Task statement. Every record below is to be retyped exactly.

====================

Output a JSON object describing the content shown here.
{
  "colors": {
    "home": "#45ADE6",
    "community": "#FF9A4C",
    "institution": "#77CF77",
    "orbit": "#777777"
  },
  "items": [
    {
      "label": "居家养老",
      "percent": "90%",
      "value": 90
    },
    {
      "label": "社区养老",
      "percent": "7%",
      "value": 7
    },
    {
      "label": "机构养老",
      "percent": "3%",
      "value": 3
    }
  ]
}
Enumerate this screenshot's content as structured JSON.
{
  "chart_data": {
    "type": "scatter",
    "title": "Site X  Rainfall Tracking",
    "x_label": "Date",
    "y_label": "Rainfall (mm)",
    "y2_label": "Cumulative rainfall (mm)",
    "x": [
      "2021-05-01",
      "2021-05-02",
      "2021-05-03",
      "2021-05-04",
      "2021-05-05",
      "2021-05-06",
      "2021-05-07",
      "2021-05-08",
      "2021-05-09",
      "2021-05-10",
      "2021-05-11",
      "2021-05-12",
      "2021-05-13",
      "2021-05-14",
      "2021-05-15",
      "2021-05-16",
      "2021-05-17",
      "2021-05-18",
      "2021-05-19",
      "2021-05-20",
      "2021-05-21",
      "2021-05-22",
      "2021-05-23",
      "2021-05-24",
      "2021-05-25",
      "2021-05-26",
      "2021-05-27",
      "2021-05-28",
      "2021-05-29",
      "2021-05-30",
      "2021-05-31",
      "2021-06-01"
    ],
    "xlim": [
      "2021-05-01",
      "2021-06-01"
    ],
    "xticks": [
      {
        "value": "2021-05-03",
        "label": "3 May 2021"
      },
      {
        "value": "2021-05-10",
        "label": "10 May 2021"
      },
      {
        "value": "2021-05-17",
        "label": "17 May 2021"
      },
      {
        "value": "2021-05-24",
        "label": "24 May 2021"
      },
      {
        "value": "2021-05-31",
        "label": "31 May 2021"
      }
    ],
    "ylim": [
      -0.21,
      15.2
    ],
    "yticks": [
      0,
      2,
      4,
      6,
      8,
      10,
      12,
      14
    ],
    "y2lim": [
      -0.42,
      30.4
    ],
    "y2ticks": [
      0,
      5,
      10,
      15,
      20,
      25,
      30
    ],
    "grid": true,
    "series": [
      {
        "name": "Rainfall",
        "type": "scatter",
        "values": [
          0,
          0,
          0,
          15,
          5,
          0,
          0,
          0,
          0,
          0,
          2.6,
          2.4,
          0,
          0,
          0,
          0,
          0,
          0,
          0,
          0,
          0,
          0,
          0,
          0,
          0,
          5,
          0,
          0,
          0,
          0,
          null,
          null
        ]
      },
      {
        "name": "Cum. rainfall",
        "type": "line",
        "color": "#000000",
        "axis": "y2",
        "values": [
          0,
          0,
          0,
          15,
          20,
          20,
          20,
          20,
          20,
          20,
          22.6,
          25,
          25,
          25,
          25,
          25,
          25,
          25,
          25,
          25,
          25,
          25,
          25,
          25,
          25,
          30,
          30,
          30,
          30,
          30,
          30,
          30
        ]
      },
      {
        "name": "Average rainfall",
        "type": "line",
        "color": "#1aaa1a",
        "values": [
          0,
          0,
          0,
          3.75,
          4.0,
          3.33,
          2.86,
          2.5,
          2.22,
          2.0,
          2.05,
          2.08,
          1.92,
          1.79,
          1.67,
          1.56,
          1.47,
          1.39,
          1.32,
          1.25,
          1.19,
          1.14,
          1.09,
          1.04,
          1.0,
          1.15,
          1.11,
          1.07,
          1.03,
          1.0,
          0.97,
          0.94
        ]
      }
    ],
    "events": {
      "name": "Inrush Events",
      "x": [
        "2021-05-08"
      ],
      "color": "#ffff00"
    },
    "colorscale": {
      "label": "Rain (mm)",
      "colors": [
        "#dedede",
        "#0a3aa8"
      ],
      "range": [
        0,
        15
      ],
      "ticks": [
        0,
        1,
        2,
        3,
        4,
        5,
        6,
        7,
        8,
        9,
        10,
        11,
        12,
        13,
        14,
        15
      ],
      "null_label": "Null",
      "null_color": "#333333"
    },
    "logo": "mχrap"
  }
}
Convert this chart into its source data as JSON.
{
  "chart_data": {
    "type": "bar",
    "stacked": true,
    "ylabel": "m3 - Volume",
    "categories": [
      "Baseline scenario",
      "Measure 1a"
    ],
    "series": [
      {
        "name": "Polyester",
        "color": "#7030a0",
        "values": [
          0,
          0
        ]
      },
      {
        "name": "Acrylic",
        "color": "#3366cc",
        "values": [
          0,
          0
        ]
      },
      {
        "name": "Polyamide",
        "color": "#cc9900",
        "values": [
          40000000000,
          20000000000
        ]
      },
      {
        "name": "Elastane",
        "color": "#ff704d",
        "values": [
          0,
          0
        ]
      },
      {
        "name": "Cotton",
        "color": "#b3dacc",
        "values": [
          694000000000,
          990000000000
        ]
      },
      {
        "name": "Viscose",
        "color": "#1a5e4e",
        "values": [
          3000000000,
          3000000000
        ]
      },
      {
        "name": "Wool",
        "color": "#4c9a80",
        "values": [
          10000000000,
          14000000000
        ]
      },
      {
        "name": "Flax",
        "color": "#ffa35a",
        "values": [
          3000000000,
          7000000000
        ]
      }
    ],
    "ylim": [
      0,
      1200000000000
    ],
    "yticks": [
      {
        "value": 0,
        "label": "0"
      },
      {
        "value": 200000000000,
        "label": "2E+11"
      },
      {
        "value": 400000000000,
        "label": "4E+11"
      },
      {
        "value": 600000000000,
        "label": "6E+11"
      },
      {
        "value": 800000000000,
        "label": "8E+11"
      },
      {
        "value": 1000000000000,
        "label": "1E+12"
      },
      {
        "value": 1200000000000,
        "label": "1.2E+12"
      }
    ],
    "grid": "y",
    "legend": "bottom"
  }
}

====================

The output.
Output a JSON object describing the content shown here.
{
  "colors": {
    "home": "#45ADE6",
    "community": "#FF9A4C",
    "institution": "#77CF77",
    "orbit": "#777777"
  },
  "items": [
    {
      "label": "居家养老",
      "percent": "90%",
      "value": 90
    },
    {
      "label": "社区养老",
      "percent": "7%",
      "value": 7
    },
    {
      "label": "机构养老",
      "percent": "3%",
      "value": 3
    }
  ]
}
Enumerate this screenshot's content as structured JSON.
{
  "chart_data": {
    "type": "scatter",
    "title": "Site X  Rainfall Tracking",
    "x_label": "Date",
    "y_label": "Rainfall (mm)",
    "y2_label": "Cumulative rainfall (mm)",
    "x": [
      "2021-05-01",
      "2021-05-02",
      "2021-05-03",
      "2021-05-04",
      "2021-05-05",
      "2021-05-06",
      "2021-05-07",
      "2021-05-08",
      "2021-05-09",
      "2021-05-10",
      "2021-05-11",
      "2021-05-12",
      "2021-05-13",
      "2021-05-14",
      "2021-05-15",
      "2021-05-16",
      "2021-05-17",
      "2021-05-18",
      "2021-05-19",
      "2021-05-20",
      "2021-05-21",
      "2021-05-22",
      "2021-05-23",
      "2021-05-24",
      "2021-05-25",
      "2021-05-26",
      "2021-05-27",
      "2021-05-28",
      "2021-05-29",
      "2021-05-30",
      "2021-05-31",
      "2021-06-01"
    ],
    "xlim": [
      "2021-05-01",
      "2021-06-01"
    ],
    "xticks": [
      {
        "value": "2021-05-03",
        "label": "3 May 2021"
      },
      {
        "value": "2021-05-10",
        "label": "10 May 2021"
      },
      {
        "value": "2021-05-17",
        "label": "17 May 2021"
      },
      {
        "value": "2021-05-24",
        "label": "24 May 2021"
      },
      {
        "value": "2021-05-31",
        "label": "31 May 2021"
      }
    ],
    "ylim": [
      -0.21,
      15.2
    ],
    "yticks": [
      0,
      2,
      4,
      6,
      8,
      10,
      12,
      14
    ],
    "y2lim": [
      -0.42,
      30.4
    ],
    "y2ticks": [
      0,
      5,
      10,
      15,
      20,
      25,
      30
    ],
    "grid": true,
    "series": [
      {
        "name": "Rainfall",
        "type": "scatter",
        "values": [
          0,
          0,
          0,
          15,
          5,
          0,
          0,
          0,
          0,
          0,
          2.6,
          2.4,
          0,
          0,
          0,
          0,
          0,
          0,
          0,
          0,
          0,
          0,
          0,
          0,
          0,
          5,
          0,
          0,
          0,
          0,
          null,
          null
        ]
      },
      {
        "name": "Cum. rainfall",
        "type": "line",
        "color": "#000000",
        "axis": "y2",
        "values": [
          0,
          0,
          0,
          15,
          20,
          20,
          20,
          20,
          20,
          20,
          22.6,
          25,
          25,
          25,
          25,
          25,
          25,
          25,
          25,
          25,
          25,
          25,
          25,
          25,
          25,
          30,
          30,
          30,
          30,
          30,
          30,
          30
        ]
      },
      {
        "name": "Average rainfall",
        "type": "line",
        "color": "#1aaa1a",
        "values": [
          0,
          0,
          0,
          3.75,
          4.0,
          3.33,
          2.86,
          2.5,
          2.22,
          2.0,
          2.05,
          2.08,
          1.92,
          1.79,
          1.67,
          1.56,
          1.47,
          1.39,
          1.32,
          1.25,
          1.19,
          1.14,
          1.09,
          1.04,
          1.0,
          1.15,
          1.11,
          1.07,
          1.03,
          1.0,
          0.97,
          0.94
        ]
      }
    ],
    "events": {
      "name": "Inrush Events",
      "x": [
        "2021-05-08"
      ],
      "color": "#ffff00"
    },
    "colorscale": {
      "label": "Rain (mm)",
      "colors": [
        "#dedede",
        "#0a3aa8"
      ],
      "range": [
        0,
        15
      ],
      "ticks": [
        0,
        1,
        2,
        3,
        4,
        5,
        6,
        7,
        8,
        9,
        10,
        11,
        12,
        13,
        14,
        15
      ],
      "null_label": "Null",
      "null_color": "#333333"
    },
    "logo": "mχrap"
  }
}
Convert this chart into its source data as JSON.
{
  "chart_data": {
    "type": "bar",
    "stacked": true,
    "ylabel": "m3 - Volume",
    "categories": [
      "Baseline scenario",
      "Measure 1a"
    ],
    "series": [
      {
        "name": "Polyester",
        "color": "#7030a0",
        "values": [
          0,
          0
        ]
      },
      {
        "name": "Acrylic",
        "color": "#3366cc",
        "values": [
          0,
          0
        ]
      },
      {
        "name": "Polyamide",
        "color": "#cc9900",
        "values": [
          40000000000,
          20000000000
        ]
      },
      {
        "name": "Elastane",
        "color": "#ff704d",
        "values": [
          0,
          0
        ]
      },
      {
        "name": "Cotton",
        "color": "#b3dacc",
        "values": [
          694000000000,
          990000000000
        ]
      },
      {
        "name": "Viscose",
        "color": "#1a5e4e",
        "values": [
          3000000000,
          3000000000
        ]
      },
      {
        "name": "Wool",
        "color": "#4c9a80",
        "values": [
          10000000000,
          14000000000
        ]
      },
      {
        "name": "Flax",
        "color": "#ffa35a",
        "values": [
          3000000000,
          7000000000
        ]
      }
    ],
    "ylim": [
      0,
      1200000000000
    ],
    "yticks": [
      {
        "value": 0,
        "label": "0"
      },
      {
        "value": 200000000000,
        "label": "2E+11"
      },
      {
        "value": 400000000000,
        "label": "4E+11"
      },
      {
        "value": 600000000000,
        "label": "6E+11"
      },
      {
        "value": 800000000000,
        "label": "8E+11"
      },
      {
        "value": 1000000000000,
        "label": "1E+12"
      },
      {
        "value": 1200000000000,
        "label": "1.2E+12"
      }
    ],
    "grid": "y",
    "legend": "bottom"
  }
}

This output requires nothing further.